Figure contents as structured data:
+--
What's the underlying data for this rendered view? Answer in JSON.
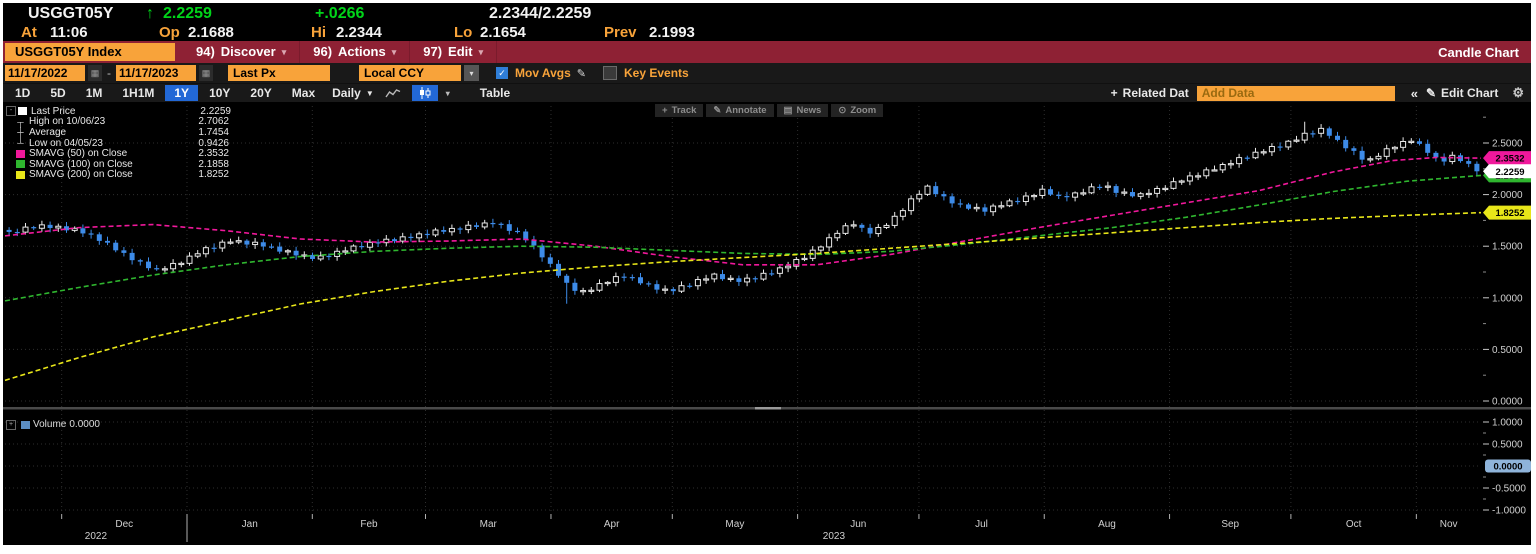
{
  "quote_bar": {
    "ticker": "USGGT05Y",
    "direction_arrow": "↑",
    "last_price": "2.2259",
    "net_change": "+.0266",
    "bid_ask": "2.2344/2.2259",
    "at_label": "At",
    "at_time": "11:06",
    "open_label": "Op",
    "open": "2.1688",
    "high_label": "Hi",
    "high": "2.2344",
    "low_label": "Lo",
    "low": "2.1654",
    "prev_label": "Prev",
    "prev": "2.1993"
  },
  "menu_bar": {
    "security_tab": "USGGT05Y Index",
    "items": [
      {
        "key": "94)",
        "label": "Discover"
      },
      {
        "key": "96)",
        "label": "Actions"
      },
      {
        "key": "97)",
        "label": "Edit"
      }
    ],
    "right_label": "Candle Chart"
  },
  "settings_bar": {
    "date_from": "11/17/2022",
    "date_separator": "-",
    "date_to": "11/17/2023",
    "price_source": "Last Px",
    "currency": "Local CCY",
    "mov_avgs": {
      "label": "Mov Avgs",
      "checked": true
    },
    "key_events": {
      "label": "Key Events",
      "checked": false
    }
  },
  "period_bar": {
    "periods": [
      "1D",
      "5D",
      "1M",
      "1H1M",
      "1Y",
      "10Y",
      "20Y",
      "Max"
    ],
    "active_period": "1Y",
    "frequency": "Daily",
    "table_label": "Table",
    "related_data_label": "Related Dat",
    "add_data_placeholder": "Add Data",
    "collapse_label": "«",
    "edit_chart_label": "Edit Chart"
  },
  "chart_overlay_buttons": [
    {
      "name": "track",
      "label": "Track"
    },
    {
      "name": "annotate",
      "label": "Annotate"
    },
    {
      "name": "news",
      "label": "News"
    },
    {
      "name": "zoom",
      "label": "Zoom"
    }
  ],
  "legend": {
    "rows": [
      {
        "type": "swatch",
        "color": "#ffffff",
        "label": "Last Price",
        "value": "2.2259"
      },
      {
        "type": "glyph",
        "glyph": "high",
        "label": "High on 10/06/23",
        "value": "2.7062"
      },
      {
        "type": "glyph",
        "glyph": "avg",
        "label": "Average",
        "value": "1.7454"
      },
      {
        "type": "glyph",
        "glyph": "low",
        "label": "Low on 04/05/23",
        "value": "0.9426"
      },
      {
        "type": "swatch",
        "color": "#f0189b",
        "label": "SMAVG (50) on Close",
        "value": "2.3532"
      },
      {
        "type": "swatch",
        "color": "#2fb62f",
        "label": "SMAVG (100) on Close",
        "value": "2.1858"
      },
      {
        "type": "swatch",
        "color": "#e8e619",
        "label": "SMAVG (200) on Close",
        "value": "1.8252"
      }
    ]
  },
  "volume_panel": {
    "legend_label": "Volume",
    "legend_value": "0.0000",
    "tag": "0.0000",
    "tag_color": "#8fb4da",
    "y_tick_labels": [
      "1.0000",
      "0.5000",
      "-0.5000",
      "-1.0000"
    ],
    "y_tick_values": [
      1.0,
      0.5,
      -0.5,
      -1.0
    ]
  },
  "icons": {
    "calendar": "▦",
    "gear": "⚙",
    "pencil": "✎",
    "check": "✓",
    "dropdown_arrow": "▾",
    "freq_arrow": "▼",
    "collapse": "«",
    "plus": "+",
    "track": "+",
    "annotate": "✎",
    "news": "▤",
    "zoom": "⊙",
    "high_glyph": "┬",
    "avg_glyph": "┼",
    "low_glyph": "┴"
  },
  "colors": {
    "up_candle": "#e8e8e8",
    "down_candle": "#3d8be8",
    "smavg50": "#f0189b",
    "smavg100": "#2fb62f",
    "smavg200": "#e8e619",
    "amber": "#f8a33a",
    "menu_red": "#8e2134",
    "active_blue": "#2268d6",
    "grid": "#2e2e2e",
    "axis_text": "#d0d0d0"
  },
  "chart_data": {
    "type": "candlestick",
    "instrument": "USGGT05Y Index",
    "price_source": "Last Px",
    "frequency": "Daily",
    "x_range": [
      "11/17/2022",
      "11/17/2023"
    ],
    "x_month_labels": [
      "Dec",
      "Jan",
      "Feb",
      "Mar",
      "Apr",
      "May",
      "Jun",
      "Jul",
      "Aug",
      "Sep",
      "Oct",
      "Nov"
    ],
    "x_month_centers": [
      0.0808,
      0.1658,
      0.2466,
      0.3274,
      0.411,
      0.4945,
      0.5781,
      0.6616,
      0.7466,
      0.8301,
      0.9137,
      0.9781
    ],
    "x_month_boundaries": [
      0.0384,
      0.1233,
      0.2082,
      0.2849,
      0.3699,
      0.4521,
      0.537,
      0.6192,
      0.7041,
      0.789,
      0.8712,
      0.9562
    ],
    "x_year_labels": [
      {
        "label": "2022",
        "center": 0.0616
      },
      {
        "label": "2023",
        "center": 0.5616
      }
    ],
    "y_ticks_main": [
      2.5,
      2.0,
      1.5,
      1.0,
      0.5,
      0.0
    ],
    "y_tick_decimals": 4,
    "y_range_main": [
      -0.07,
      2.9
    ],
    "grid": "dotted",
    "legend_position": "top-left",
    "stats": {
      "last_price": 2.2259,
      "high": 2.7062,
      "high_date": "10/06/23",
      "average": 1.7454,
      "low": 0.9426,
      "low_date": "04/05/23"
    },
    "price_axis_tags": [
      {
        "value": 2.3532,
        "color": "#f0189b",
        "series": "SMAVG (50) on Close"
      },
      {
        "value": 2.2259,
        "color": "#ffffff",
        "series": "Last Price"
      },
      {
        "value": 2.1858,
        "color": "#2fb62f",
        "series": "SMAVG (100) on Close"
      },
      {
        "value": 1.8252,
        "color": "#e8e619",
        "series": "SMAVG (200) on Close"
      }
    ],
    "moving_averages": [
      {
        "name": "SMAVG (50) on Close",
        "last": 2.3532,
        "color": "#f0189b",
        "points": [
          [
            0,
            1.6
          ],
          [
            0.05,
            1.68
          ],
          [
            0.1,
            1.71
          ],
          [
            0.15,
            1.65
          ],
          [
            0.2,
            1.57
          ],
          [
            0.25,
            1.54
          ],
          [
            0.3,
            1.55
          ],
          [
            0.35,
            1.57
          ],
          [
            0.4,
            1.5
          ],
          [
            0.45,
            1.4
          ],
          [
            0.5,
            1.32
          ],
          [
            0.55,
            1.32
          ],
          [
            0.6,
            1.42
          ],
          [
            0.65,
            1.55
          ],
          [
            0.7,
            1.68
          ],
          [
            0.75,
            1.8
          ],
          [
            0.8,
            1.92
          ],
          [
            0.85,
            2.04
          ],
          [
            0.9,
            2.22
          ],
          [
            0.94,
            2.33
          ],
          [
            0.97,
            2.36
          ],
          [
            1,
            2.3532
          ]
        ]
      },
      {
        "name": "SMAVG (100) on Close",
        "last": 2.1858,
        "color": "#2fb62f",
        "points": [
          [
            0,
            0.97
          ],
          [
            0.05,
            1.1
          ],
          [
            0.1,
            1.22
          ],
          [
            0.15,
            1.32
          ],
          [
            0.2,
            1.4
          ],
          [
            0.25,
            1.45
          ],
          [
            0.3,
            1.48
          ],
          [
            0.35,
            1.5
          ],
          [
            0.4,
            1.49
          ],
          [
            0.45,
            1.46
          ],
          [
            0.5,
            1.43
          ],
          [
            0.55,
            1.42
          ],
          [
            0.6,
            1.45
          ],
          [
            0.65,
            1.52
          ],
          [
            0.7,
            1.6
          ],
          [
            0.75,
            1.68
          ],
          [
            0.8,
            1.78
          ],
          [
            0.85,
            1.9
          ],
          [
            0.9,
            2.03
          ],
          [
            0.95,
            2.13
          ],
          [
            1,
            2.1858
          ]
        ]
      },
      {
        "name": "SMAVG (200) on Close",
        "last": 1.8252,
        "color": "#e8e619",
        "points": [
          [
            0,
            0.2
          ],
          [
            0.05,
            0.42
          ],
          [
            0.1,
            0.62
          ],
          [
            0.15,
            0.78
          ],
          [
            0.2,
            0.94
          ],
          [
            0.25,
            1.06
          ],
          [
            0.3,
            1.16
          ],
          [
            0.35,
            1.24
          ],
          [
            0.4,
            1.3
          ],
          [
            0.45,
            1.35
          ],
          [
            0.5,
            1.39
          ],
          [
            0.55,
            1.43
          ],
          [
            0.6,
            1.48
          ],
          [
            0.65,
            1.53
          ],
          [
            0.7,
            1.58
          ],
          [
            0.75,
            1.63
          ],
          [
            0.8,
            1.68
          ],
          [
            0.85,
            1.73
          ],
          [
            0.9,
            1.77
          ],
          [
            0.95,
            1.8
          ],
          [
            1,
            1.8252
          ]
        ]
      }
    ],
    "close_waypoints": [
      [
        0.0,
        1.63
      ],
      [
        0.02,
        1.7
      ],
      [
        0.045,
        1.66
      ],
      [
        0.06,
        1.58
      ],
      [
        0.075,
        1.45
      ],
      [
        0.09,
        1.33
      ],
      [
        0.1,
        1.27
      ],
      [
        0.115,
        1.33
      ],
      [
        0.13,
        1.45
      ],
      [
        0.15,
        1.55
      ],
      [
        0.17,
        1.52
      ],
      [
        0.19,
        1.44
      ],
      [
        0.21,
        1.38
      ],
      [
        0.23,
        1.47
      ],
      [
        0.25,
        1.54
      ],
      [
        0.27,
        1.58
      ],
      [
        0.29,
        1.64
      ],
      [
        0.31,
        1.68
      ],
      [
        0.33,
        1.73
      ],
      [
        0.348,
        1.62
      ],
      [
        0.36,
        1.46
      ],
      [
        0.372,
        1.26
      ],
      [
        0.382,
        1.1
      ],
      [
        0.392,
        1.05
      ],
      [
        0.405,
        1.15
      ],
      [
        0.42,
        1.22
      ],
      [
        0.435,
        1.12
      ],
      [
        0.45,
        1.06
      ],
      [
        0.465,
        1.14
      ],
      [
        0.48,
        1.22
      ],
      [
        0.495,
        1.16
      ],
      [
        0.51,
        1.2
      ],
      [
        0.525,
        1.28
      ],
      [
        0.54,
        1.38
      ],
      [
        0.555,
        1.52
      ],
      [
        0.565,
        1.65
      ],
      [
        0.575,
        1.72
      ],
      [
        0.585,
        1.63
      ],
      [
        0.595,
        1.68
      ],
      [
        0.605,
        1.8
      ],
      [
        0.615,
        1.95
      ],
      [
        0.625,
        2.08
      ],
      [
        0.635,
        1.98
      ],
      [
        0.65,
        1.88
      ],
      [
        0.665,
        1.85
      ],
      [
        0.68,
        1.92
      ],
      [
        0.695,
        1.98
      ],
      [
        0.705,
        2.05
      ],
      [
        0.715,
        1.97
      ],
      [
        0.73,
        2.02
      ],
      [
        0.745,
        2.1
      ],
      [
        0.755,
        2.02
      ],
      [
        0.77,
        1.99
      ],
      [
        0.785,
        2.06
      ],
      [
        0.8,
        2.15
      ],
      [
        0.815,
        2.22
      ],
      [
        0.83,
        2.3
      ],
      [
        0.845,
        2.38
      ],
      [
        0.86,
        2.45
      ],
      [
        0.875,
        2.52
      ],
      [
        0.885,
        2.6
      ],
      [
        0.895,
        2.63
      ],
      [
        0.905,
        2.52
      ],
      [
        0.915,
        2.42
      ],
      [
        0.925,
        2.32
      ],
      [
        0.935,
        2.4
      ],
      [
        0.945,
        2.48
      ],
      [
        0.955,
        2.53
      ],
      [
        0.965,
        2.44
      ],
      [
        0.975,
        2.31
      ],
      [
        0.985,
        2.38
      ],
      [
        1.0,
        2.2259
      ]
    ],
    "special_wicks": [
      {
        "x": 0.381,
        "low": 0.9426,
        "note": "Low on 04/05/23"
      },
      {
        "x": 0.885,
        "high": 2.7062,
        "note": "High on 10/06/23"
      }
    ],
    "candle_count": 180,
    "up_color": "#e8e8e8",
    "down_color": "#3d8be8",
    "volume": {
      "constant_value": 0.0,
      "y_ticks": [
        1.0,
        0.5,
        0.0,
        -0.5,
        -1.0
      ],
      "bars": "none"
    }
  }
}
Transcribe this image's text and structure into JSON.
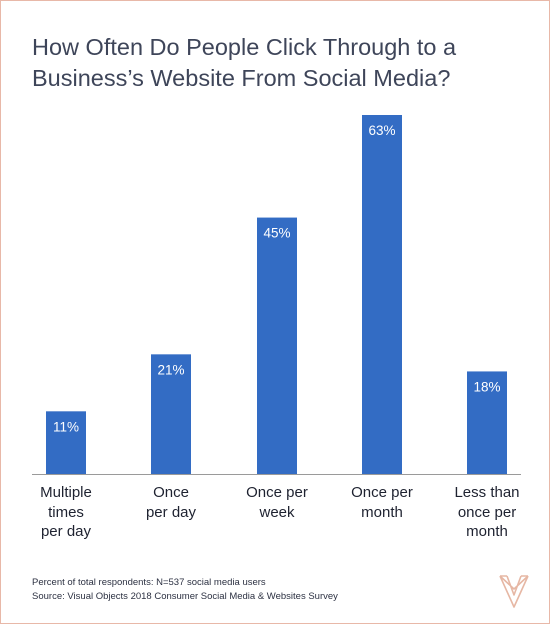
{
  "title_line1": "How Often Do People Click Through to a",
  "title_line2": "Business’s Website From Social Media?",
  "footnote_1": "Percent of total respondents: N=537 social media users",
  "footnote_2": "Source: Visual Objects 2018 Consumer Social Media & Websites Survey",
  "logo_icon": "visual-objects-v-logo",
  "colors": {
    "bar": "#336cc4",
    "baseline": "#9a9a9a",
    "logo": "#e6b7a4",
    "title": "#3e4559"
  },
  "chart_data": {
    "type": "bar",
    "categories": [
      [
        "Multiple",
        "times",
        "per day"
      ],
      [
        "Once",
        "per day"
      ],
      [
        "Once per",
        "week"
      ],
      [
        "Once per",
        "month"
      ],
      [
        "Less than",
        "once per",
        "month"
      ]
    ],
    "values": [
      11,
      21,
      45,
      63,
      18
    ],
    "data_labels": [
      "11%",
      "21%",
      "45%",
      "63%",
      "18%"
    ],
    "ylim": [
      0,
      63
    ],
    "grid": false,
    "legend": "none"
  }
}
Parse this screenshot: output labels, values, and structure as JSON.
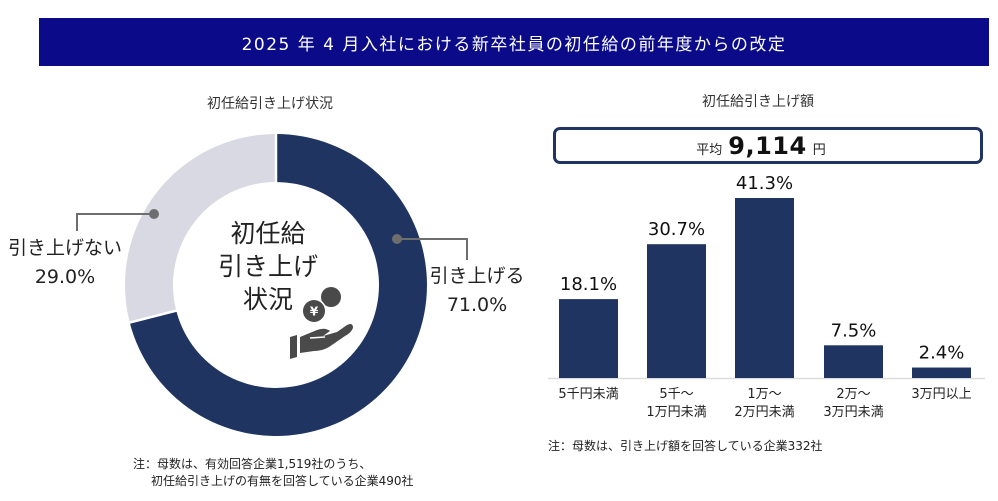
+--
EXERCISE REQUIREMENTS:
Set down nothing but the lines from the one containing "Transcribe this image's" to the final line above, both included, with every picture left out.

FINAL ANSWER:
Transcribe this image's text and structure into JSON.
{
  "title_line1": "How Often Do People Click Through to a",
  "title_line2": "Business’s Website From Social Media?",
  "footnote_1": "Percent of total respondents: N=537 social media users",
  "footnote_2": "Source: Visual Objects 2018 Consumer Social Media & Websites Survey",
  "logo_icon": "visual-objects-v-logo",
  "colors": {
    "bar": "#336cc4",
    "baseline": "#9a9a9a",
    "logo": "#e6b7a4",
    "title": "#3e4559"
  },
  "chart_data": {
    "type": "bar",
    "categories": [
      [
        "Multiple",
        "times",
        "per day"
      ],
      [
        "Once",
        "per day"
      ],
      [
        "Once per",
        "week"
      ],
      [
        "Once per",
        "month"
      ],
      [
        "Less than",
        "once per",
        "month"
      ]
    ],
    "values": [
      11,
      21,
      45,
      63,
      18
    ],
    "data_labels": [
      "11%",
      "21%",
      "45%",
      "63%",
      "18%"
    ],
    "ylim": [
      0,
      63
    ],
    "grid": false,
    "legend": "none"
  }
}
Parse this screenshot: output labels, values, and structure as JSON.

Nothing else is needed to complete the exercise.